====== TEXTO DE ESTUDIO
Por eso no es raro que esta misma semana el Manchester United haya firmado a un joven colombiano llamado Cristian Orozco, de apenas 17 años. El cesarense es un talento apenas en formación, pero hay otros jugadores que ya a su edad —o incluso antes, como en los casos expuestos arriba— han mostrado madurez técnica y física que ya es propia de un profesional.
En el deporte al que crece rápido se le exige rápido. En el tenis actual, por ejemplo, cuando el español Carlos Alcaraz tenía 19 años, la edad en la que sus colegas suelen hacer la transición del circuito junior al profesional, él se convirtió en el jugador más joven en liderar el escalafón mundial de la ATP en la era abierta.
Y si nos vamos al ciclismo, disciplina en la que la plenitud deportiva suele darse entre los 27 y 32 años, el esloveno Tadej Pogacar, cuando todavía lideraba las clasificaciones de los jóvenes, también logró dos Tour de Francia, cuatro monumentos y seis vueltas World Tour.

Entre los talentos precoces también valdría la pena mencionar a Kylian Mbappé, uno de los mejores futbolistas de la actualidad. Cuando el francés aún tenía edad para disputar la cita juvenil, se consagraba como campeón del mundo absoluto en Rusia 2018.
Las claves de su éxito acelerado claro que tienen que ver con un talento excepcional, pero detrás también hay una preparación científica meticulosa y una mentalidad que les ha permitido aceptar los sacrificios que dicha preparación implica.
Dictadura de la inmediatez
Ahora, no todo lo que brilla es oro. ¿Recuerda usted quién fue el mejor jugador del Mundial Sub-20 de Colombia 2011, aquel que contó con James Rodríguez, Antoine Griezmann, Mohamed Salah y Philippe Coutinho? La respuesta es Henrique Almeida, quien como profesional no triunfó como se esperaba y ahora está en el ascenso de Brasil.
El ejemplo de Almeida sirve para ilustrar otro punto. El rendimiento actual de un futbolista es algo tangible, pero lo que pueda hacer a futuro no lo es. Nadie tiene una bola de cristal para saber cómo será la evolución de un jugador, pero mientras sea rentable, el mercado del fútbol entiende que hay que explotar su talento.
Los clubes, que son los que invirtieron cifras millonarias, son conscientes de esa realidad y quieren que ese mejor momento conocido sea para que ellos lo aprovechen. Cuando hacen una inversión en una promesa no quieren “perder el tiempo”, necesitan que se adapte para que los números sean todavía más verdes.
============
TAREAS:
a) Copia del texto sobre los deportistas precoces todo lo que va desde "Entre los talentos" hasta "en Rusia 2018.".
b) Pasa al inglés esta oración del texto sobre los deportistas precoces: "El rendimiento actual de un futbolista es algo tangible, pero lo que pueda hacer a futuro no lo es."
c) Retoma el texto sobre los deportistas precoces desde donde se queda.
Las filas no hacen falta para nada de esto.
====== DATOS PARA REVISAR
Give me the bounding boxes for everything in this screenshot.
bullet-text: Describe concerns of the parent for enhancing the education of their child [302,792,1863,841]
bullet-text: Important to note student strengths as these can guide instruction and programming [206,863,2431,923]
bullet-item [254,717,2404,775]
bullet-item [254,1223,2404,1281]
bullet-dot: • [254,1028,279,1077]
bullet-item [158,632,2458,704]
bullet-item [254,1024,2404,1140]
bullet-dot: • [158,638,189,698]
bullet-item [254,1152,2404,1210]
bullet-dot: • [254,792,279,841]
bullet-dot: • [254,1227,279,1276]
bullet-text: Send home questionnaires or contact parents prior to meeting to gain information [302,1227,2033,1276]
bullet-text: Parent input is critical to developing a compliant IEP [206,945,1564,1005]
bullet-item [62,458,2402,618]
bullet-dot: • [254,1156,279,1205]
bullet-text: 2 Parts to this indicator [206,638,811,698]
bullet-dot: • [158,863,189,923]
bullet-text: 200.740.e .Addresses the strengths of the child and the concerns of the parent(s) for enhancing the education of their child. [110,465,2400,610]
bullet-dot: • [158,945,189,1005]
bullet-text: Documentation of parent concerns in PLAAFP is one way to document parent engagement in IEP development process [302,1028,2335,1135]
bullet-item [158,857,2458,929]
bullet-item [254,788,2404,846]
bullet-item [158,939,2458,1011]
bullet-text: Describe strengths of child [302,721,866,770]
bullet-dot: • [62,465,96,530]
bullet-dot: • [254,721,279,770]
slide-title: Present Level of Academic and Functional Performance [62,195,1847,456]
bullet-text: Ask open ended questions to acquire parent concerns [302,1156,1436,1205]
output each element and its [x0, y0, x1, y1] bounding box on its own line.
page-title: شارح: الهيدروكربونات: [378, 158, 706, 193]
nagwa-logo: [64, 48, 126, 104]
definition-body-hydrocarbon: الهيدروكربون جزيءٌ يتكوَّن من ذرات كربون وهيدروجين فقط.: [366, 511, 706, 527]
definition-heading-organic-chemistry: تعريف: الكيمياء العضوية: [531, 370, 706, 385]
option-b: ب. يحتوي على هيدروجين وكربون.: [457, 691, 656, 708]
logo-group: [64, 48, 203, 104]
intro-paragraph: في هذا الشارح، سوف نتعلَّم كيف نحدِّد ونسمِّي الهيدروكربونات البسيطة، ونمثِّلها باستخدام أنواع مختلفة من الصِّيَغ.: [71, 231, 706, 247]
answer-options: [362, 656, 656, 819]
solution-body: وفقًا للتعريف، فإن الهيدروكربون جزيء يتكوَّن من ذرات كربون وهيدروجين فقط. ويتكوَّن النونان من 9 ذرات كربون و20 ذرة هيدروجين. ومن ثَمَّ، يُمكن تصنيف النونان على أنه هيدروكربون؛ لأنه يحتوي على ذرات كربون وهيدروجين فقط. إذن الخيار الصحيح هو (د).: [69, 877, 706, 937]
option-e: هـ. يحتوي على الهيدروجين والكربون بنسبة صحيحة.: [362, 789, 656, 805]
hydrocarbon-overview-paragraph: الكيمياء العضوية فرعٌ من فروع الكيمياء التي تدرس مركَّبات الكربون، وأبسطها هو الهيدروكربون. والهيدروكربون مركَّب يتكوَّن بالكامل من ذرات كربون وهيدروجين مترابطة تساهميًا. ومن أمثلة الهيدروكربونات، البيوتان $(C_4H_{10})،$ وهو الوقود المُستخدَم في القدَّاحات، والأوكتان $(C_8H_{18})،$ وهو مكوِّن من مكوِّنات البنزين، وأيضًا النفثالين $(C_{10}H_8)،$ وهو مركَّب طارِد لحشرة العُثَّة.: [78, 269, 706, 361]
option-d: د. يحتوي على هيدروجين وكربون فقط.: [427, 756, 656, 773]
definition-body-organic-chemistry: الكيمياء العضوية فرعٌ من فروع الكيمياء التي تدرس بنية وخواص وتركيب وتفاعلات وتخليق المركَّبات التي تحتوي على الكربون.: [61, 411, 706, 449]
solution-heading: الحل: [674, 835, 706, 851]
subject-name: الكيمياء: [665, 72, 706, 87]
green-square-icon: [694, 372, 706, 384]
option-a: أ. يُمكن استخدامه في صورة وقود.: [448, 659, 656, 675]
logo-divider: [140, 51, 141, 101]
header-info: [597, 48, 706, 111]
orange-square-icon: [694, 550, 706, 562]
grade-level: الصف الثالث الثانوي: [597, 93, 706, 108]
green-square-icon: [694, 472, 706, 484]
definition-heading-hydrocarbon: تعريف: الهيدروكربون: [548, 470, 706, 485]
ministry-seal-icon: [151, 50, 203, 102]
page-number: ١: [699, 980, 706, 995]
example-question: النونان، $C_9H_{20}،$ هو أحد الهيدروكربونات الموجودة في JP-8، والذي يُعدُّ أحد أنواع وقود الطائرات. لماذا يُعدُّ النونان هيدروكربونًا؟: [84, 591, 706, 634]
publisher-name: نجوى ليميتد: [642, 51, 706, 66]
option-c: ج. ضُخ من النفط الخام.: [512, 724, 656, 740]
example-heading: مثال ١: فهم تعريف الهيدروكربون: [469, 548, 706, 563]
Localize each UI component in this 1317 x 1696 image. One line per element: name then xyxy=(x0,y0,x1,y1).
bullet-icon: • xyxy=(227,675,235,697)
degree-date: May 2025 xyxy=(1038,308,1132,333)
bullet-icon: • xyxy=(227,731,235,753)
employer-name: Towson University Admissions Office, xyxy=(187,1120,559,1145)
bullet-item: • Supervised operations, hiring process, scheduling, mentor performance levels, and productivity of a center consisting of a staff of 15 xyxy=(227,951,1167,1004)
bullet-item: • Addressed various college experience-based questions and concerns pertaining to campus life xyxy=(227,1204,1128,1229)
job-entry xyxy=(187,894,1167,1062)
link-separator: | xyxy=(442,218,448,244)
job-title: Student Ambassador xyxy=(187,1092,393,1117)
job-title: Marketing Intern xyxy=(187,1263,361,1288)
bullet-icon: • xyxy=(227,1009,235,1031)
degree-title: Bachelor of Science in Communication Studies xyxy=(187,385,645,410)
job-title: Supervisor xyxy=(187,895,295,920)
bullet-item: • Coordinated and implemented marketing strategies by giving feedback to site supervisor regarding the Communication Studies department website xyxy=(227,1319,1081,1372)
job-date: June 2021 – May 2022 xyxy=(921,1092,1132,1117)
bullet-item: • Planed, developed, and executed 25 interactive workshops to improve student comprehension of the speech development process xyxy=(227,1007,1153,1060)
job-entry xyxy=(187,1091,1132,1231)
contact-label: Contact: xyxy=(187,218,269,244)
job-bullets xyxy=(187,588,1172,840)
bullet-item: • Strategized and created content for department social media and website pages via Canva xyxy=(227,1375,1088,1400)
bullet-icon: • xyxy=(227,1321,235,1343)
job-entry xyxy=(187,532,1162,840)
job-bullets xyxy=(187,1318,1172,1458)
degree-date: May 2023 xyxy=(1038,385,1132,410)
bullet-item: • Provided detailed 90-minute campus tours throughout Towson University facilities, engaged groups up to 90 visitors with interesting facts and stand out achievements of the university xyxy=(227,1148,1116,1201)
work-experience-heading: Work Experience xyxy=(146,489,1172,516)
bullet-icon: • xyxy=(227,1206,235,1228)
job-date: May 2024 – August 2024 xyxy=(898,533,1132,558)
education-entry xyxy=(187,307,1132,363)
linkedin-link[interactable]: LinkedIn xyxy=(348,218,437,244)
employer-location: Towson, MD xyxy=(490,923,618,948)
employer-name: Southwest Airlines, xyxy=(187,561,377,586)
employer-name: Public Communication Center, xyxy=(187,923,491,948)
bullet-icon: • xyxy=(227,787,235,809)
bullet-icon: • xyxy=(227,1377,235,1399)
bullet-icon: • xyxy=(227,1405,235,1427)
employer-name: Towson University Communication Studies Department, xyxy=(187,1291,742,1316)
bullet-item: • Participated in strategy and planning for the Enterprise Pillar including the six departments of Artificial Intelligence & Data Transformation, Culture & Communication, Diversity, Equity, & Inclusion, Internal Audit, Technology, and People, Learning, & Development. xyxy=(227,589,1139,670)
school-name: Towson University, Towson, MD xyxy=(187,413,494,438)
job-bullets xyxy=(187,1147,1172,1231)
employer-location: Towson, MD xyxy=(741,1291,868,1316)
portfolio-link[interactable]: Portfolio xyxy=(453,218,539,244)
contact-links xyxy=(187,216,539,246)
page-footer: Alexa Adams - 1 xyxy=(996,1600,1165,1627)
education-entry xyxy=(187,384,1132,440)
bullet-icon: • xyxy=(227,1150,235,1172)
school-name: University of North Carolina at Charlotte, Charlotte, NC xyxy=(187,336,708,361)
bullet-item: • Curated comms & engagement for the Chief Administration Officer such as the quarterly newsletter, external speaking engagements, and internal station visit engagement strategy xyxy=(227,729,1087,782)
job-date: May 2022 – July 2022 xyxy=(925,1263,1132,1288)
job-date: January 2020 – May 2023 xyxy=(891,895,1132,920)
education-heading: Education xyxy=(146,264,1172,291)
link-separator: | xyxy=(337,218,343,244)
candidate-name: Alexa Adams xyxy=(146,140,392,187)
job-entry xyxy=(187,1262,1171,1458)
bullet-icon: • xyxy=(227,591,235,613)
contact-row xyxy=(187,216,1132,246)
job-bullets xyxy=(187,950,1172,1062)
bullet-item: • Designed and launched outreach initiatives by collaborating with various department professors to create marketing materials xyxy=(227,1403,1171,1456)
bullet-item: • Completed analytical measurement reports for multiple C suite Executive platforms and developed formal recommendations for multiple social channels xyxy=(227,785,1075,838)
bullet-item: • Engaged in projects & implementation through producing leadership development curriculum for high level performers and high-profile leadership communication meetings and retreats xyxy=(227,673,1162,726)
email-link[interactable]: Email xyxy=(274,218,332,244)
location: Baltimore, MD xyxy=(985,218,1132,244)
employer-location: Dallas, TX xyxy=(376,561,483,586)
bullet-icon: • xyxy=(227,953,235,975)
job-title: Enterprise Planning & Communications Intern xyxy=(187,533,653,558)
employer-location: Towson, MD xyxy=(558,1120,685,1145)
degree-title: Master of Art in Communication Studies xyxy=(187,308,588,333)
============
RESPUESTAS POR TAREA:
a)
Entre los talentos precoces también valdría la pena mencionar a Kylian Mbappé, uno de los mejores futbolistas de la actualidad. Cuando el francés aún tenía edad para disputar la cita juvenil, se consagraba como campeón del mundo absoluto en Rusia 2018.

b) A soccer player's current performance is something tangible, but what they may do in the future is not.

c)
En la selección de Colombia, en el Mundial Sub-20 2023 de hace dos años, no pudimos contar con Jhon Jáder Durán, porque Aston Villa, que se lo había comprado al Chicago Fire de la MLS, necesitaba que se acostumbrara al ritmo de la Premier League tan pronto como fuera posible y prefirió que hiciera la pretemporada.
No hay tiempo para esperar. “Por nosotros, si depende de nosotros, se queda con nosotros”, anticipó Xabi Alonso cuando le preguntaron si Mastantuono iba a jugar en Chile. Y el Real Madrid, así como varios clubes de élite, son cada vez más firmes con esa posición. No es algo nuevo, pues Vinícius Júnior, en 2019, tampoco fue prestado.
También hay que entender que este torneo juvenil ha pasado a ser visto en las grandes ligas como un torneo de fogueo que no necesariamente rima con sus aspiraciones y que incluso es contraproducente para lo que buscan. Los procesos de cada jugador son diferentes.
Por ejemplo Ousmane Dembélé, reciente ganador del Balón de Oro, tampoco disputó el certamen cuando pudo, en la edición de Corea del Sur 2017, porque ya en ese momento era uno de los fijos en la mayor de Francia. Un año después fue titular en la conquista de la segunda estrella de les bleus.
La élite cada vez reclama más temprano a sus prodigios, al punto de saltarse etapas que antes eran escalones naturales en la carrera de un futbolista. El fútbol está en constante cambio y el actual no solo se deja llevar por el brillo de las nuevas joyas, sino que les quiere sacar el máximo provecho posible mientras aún son valiosas.